### Exercise objective:
Transcribe the records in full, keeping every character as it is.

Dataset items
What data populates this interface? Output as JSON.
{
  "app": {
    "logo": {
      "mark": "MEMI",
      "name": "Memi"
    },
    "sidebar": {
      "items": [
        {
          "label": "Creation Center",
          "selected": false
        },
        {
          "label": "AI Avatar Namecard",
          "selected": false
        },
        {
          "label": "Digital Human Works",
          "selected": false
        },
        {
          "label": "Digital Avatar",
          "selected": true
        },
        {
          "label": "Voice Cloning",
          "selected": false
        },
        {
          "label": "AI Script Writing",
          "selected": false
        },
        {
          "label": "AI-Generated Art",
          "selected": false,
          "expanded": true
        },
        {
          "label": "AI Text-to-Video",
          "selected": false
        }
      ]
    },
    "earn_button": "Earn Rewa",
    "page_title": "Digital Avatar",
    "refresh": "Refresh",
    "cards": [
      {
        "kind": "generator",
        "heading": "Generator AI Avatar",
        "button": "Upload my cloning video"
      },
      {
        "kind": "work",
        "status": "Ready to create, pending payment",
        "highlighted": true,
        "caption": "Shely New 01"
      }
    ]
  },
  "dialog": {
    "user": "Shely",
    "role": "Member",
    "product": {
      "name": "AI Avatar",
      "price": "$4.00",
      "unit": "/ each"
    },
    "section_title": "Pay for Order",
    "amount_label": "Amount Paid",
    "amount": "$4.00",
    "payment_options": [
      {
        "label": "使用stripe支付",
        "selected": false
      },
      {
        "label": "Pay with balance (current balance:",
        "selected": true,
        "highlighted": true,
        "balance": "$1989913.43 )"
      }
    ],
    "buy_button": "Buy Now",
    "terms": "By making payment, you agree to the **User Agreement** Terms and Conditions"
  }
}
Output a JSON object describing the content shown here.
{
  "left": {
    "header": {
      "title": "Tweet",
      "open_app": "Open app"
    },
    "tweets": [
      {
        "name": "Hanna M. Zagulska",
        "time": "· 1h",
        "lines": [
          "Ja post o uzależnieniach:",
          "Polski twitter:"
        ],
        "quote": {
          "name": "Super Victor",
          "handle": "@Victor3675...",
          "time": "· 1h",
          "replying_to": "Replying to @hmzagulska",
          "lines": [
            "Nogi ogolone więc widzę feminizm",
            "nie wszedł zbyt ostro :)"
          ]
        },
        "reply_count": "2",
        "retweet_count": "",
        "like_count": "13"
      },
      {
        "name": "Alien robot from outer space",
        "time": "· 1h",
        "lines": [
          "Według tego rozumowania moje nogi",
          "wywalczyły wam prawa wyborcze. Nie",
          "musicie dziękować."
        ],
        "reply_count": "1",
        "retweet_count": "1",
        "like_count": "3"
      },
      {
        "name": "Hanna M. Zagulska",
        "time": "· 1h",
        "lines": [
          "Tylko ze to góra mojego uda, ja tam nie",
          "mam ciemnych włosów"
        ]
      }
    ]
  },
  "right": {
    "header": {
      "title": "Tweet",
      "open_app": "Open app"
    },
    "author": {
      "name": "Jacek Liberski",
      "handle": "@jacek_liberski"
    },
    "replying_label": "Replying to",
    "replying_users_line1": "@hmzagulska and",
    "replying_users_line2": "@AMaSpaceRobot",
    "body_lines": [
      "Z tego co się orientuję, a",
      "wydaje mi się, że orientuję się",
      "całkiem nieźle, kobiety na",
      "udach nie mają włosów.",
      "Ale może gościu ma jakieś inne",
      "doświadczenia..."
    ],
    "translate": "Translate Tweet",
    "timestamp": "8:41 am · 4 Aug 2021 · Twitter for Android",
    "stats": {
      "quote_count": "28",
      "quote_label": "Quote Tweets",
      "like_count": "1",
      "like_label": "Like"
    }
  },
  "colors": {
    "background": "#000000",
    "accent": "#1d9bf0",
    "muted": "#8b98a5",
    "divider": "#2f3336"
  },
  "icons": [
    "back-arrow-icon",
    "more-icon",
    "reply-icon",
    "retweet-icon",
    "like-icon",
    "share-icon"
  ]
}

### Written answer:
What data populates this interface? Output as JSON.
{
  "app": {
    "logo": {
      "mark": "MEMI",
      "name": "Memi"
    },
    "sidebar": {
      "items": [
        {
          "label": "Creation Center",
          "selected": false
        },
        {
          "label": "AI Avatar Namecard",
          "selected": false
        },
        {
          "label": "Digital Human Works",
          "selected": false
        },
        {
          "label": "Digital Avatar",
          "selected": true
        },
        {
          "label": "Voice Cloning",
          "selected": false
        },
        {
          "label": "AI Script Writing",
          "selected": false
        },
        {
          "label": "AI-Generated Art",
          "selected": false,
          "expanded": true
        },
        {
          "label": "AI Text-to-Video",
          "selected": false
        }
      ]
    },
    "earn_button": "Earn Rewa",
    "page_title": "Digital Avatar",
    "refresh": "Refresh",
    "cards": [
      {
        "kind": "generator",
        "heading": "Generator AI Avatar",
        "button": "Upload my cloning video"
      },
      {
        "kind": "work",
        "status": "Ready to create, pending payment",
        "highlighted": true,
        "caption": "Shely New 01"
      }
    ]
  },
  "dialog": {
    "user": "Shely",
    "role": "Member",
    "product": {
      "name": "AI Avatar",
      "price": "$4.00",
      "unit": "/ each"
    },
    "section_title": "Pay for Order",
    "amount_label": "Amount Paid",
    "amount": "$4.00",
    "payment_options": [
      {
        "label": "使用stripe支付",
        "selected": false
      },
      {
        "label": "Pay with balance (current balance:",
        "selected": true,
        "highlighted": true,
        "balance": "$1989913.43 )"
      }
    ],
    "buy_button": "Buy Now",
    "terms": "By making payment, you agree to the **User Agreement** Terms and Conditions"
  }
}
Output a JSON object describing the content shown here.
{
  "left": {
    "header": {
      "title": "Tweet",
      "open_app": "Open app"
    },
    "tweets": [
      {
        "name": "Hanna M. Zagulska",
        "time": "· 1h",
        "lines": [
          "Ja post o uzależnieniach:",
          "Polski twitter:"
        ],
        "quote": {
          "name": "Super Victor",
          "handle": "@Victor3675...",
          "time": "· 1h",
          "replying_to": "Replying to @hmzagulska",
          "lines": [
            "Nogi ogolone więc widzę feminizm",
            "nie wszedł zbyt ostro :)"
          ]
        },
        "reply_count": "2",
        "retweet_count": "",
        "like_count": "13"
      },
      {
        "name": "Alien robot from outer space",
        "time": "· 1h",
        "lines": [
          "Według tego rozumowania moje nogi",
          "wywalczyły wam prawa wyborcze. Nie",
          "musicie dziękować."
        ],
        "reply_count": "1",
        "retweet_count": "1",
        "like_count": "3"
      },
      {
        "name": "Hanna M. Zagulska",
        "time": "· 1h",
        "lines": [
          "Tylko ze to góra mojego uda, ja tam nie",
          "mam ciemnych włosów"
        ]
      }
    ]
  },
  "right": {
    "header": {
      "title": "Tweet",
      "open_app": "Open app"
    },
    "author": {
      "name": "Jacek Liberski",
      "handle": "@jacek_liberski"
    },
    "replying_label": "Replying to",
    "replying_users_line1": "@hmzagulska and",
    "replying_users_line2": "@AMaSpaceRobot",
    "body_lines": [
      "Z tego co się orientuję, a",
      "wydaje mi się, że orientuję się",
      "całkiem nieźle, kobiety na",
      "udach nie mają włosów.",
      "Ale może gościu ma jakieś inne",
      "doświadczenia..."
    ],
    "translate": "Translate Tweet",
    "timestamp": "8:41 am · 4 Aug 2021 · Twitter for Android",
    "stats": {
      "quote_count": "28",
      "quote_label": "Quote Tweets",
      "like_count": "1",
      "like_label": "Like"
    }
  },
  "colors": {
    "background": "#000000",
    "accent": "#1d9bf0",
    "muted": "#8b98a5",
    "divider": "#2f3336"
  },
  "icons": [
    "back-arrow-icon",
    "more-icon",
    "reply-icon",
    "retweet-icon",
    "like-icon",
    "share-icon"
  ]
}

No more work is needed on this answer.